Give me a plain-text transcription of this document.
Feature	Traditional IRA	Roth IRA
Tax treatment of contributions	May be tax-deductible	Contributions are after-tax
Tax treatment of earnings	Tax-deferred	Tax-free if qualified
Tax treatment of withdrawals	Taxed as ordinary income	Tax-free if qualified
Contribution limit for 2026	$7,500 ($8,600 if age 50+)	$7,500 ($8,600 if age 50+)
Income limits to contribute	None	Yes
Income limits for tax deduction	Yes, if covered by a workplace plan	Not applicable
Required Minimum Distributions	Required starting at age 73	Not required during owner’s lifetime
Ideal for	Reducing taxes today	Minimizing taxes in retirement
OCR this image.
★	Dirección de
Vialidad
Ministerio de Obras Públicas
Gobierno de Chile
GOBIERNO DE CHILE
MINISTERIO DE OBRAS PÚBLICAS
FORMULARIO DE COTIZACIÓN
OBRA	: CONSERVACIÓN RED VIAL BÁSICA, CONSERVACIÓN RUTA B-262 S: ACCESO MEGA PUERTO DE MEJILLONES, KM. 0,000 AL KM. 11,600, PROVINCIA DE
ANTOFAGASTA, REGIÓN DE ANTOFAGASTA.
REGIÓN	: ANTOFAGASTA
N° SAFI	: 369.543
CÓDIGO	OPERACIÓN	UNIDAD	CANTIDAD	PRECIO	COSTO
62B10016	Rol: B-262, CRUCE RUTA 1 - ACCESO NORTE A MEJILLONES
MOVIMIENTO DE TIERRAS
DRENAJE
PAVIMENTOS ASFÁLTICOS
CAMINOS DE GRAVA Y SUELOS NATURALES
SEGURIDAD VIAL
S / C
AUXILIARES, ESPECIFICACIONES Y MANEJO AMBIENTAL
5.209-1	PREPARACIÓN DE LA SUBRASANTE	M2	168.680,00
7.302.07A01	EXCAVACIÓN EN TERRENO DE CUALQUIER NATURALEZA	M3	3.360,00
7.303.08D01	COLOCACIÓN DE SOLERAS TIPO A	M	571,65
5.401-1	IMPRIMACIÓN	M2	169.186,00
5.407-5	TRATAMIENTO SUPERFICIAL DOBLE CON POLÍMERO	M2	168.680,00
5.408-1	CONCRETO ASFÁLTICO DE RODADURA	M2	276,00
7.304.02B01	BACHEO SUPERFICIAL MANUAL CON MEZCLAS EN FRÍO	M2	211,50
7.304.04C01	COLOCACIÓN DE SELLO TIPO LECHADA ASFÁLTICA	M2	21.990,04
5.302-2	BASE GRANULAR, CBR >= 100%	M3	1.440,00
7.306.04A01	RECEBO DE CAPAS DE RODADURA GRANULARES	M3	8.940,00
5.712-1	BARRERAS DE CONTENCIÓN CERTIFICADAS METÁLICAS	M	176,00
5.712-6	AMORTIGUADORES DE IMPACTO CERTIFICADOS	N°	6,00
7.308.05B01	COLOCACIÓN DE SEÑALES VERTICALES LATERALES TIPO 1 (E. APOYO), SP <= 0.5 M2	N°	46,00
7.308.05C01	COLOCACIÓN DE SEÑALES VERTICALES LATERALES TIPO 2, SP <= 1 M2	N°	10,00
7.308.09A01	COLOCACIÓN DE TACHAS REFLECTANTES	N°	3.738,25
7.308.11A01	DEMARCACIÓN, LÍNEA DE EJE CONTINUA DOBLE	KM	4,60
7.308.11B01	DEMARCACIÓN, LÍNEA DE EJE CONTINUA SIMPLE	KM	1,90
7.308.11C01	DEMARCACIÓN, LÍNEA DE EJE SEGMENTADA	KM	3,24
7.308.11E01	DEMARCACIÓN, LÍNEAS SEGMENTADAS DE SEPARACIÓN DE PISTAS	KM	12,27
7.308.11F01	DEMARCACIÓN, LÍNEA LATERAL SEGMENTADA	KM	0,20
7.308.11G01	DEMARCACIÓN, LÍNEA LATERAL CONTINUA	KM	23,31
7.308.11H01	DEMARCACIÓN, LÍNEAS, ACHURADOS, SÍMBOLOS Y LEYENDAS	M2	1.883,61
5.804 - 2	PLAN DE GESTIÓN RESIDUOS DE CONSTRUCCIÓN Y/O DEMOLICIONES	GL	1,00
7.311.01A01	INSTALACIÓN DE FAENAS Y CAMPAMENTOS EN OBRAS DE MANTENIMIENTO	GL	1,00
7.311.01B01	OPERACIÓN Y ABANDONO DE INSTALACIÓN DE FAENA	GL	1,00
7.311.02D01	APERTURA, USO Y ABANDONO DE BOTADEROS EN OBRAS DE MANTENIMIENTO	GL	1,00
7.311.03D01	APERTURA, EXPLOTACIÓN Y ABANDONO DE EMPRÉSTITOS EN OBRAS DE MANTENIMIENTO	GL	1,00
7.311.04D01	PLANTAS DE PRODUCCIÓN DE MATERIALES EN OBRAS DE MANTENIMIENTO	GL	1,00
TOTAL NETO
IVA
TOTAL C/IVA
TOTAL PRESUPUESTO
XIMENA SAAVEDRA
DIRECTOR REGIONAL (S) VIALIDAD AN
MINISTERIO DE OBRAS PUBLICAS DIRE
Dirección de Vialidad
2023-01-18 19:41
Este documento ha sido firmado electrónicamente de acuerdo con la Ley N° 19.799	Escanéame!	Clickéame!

The problem: Go over the entries above and say how many lines hold the string "free", with no other text.

Complete answer: 2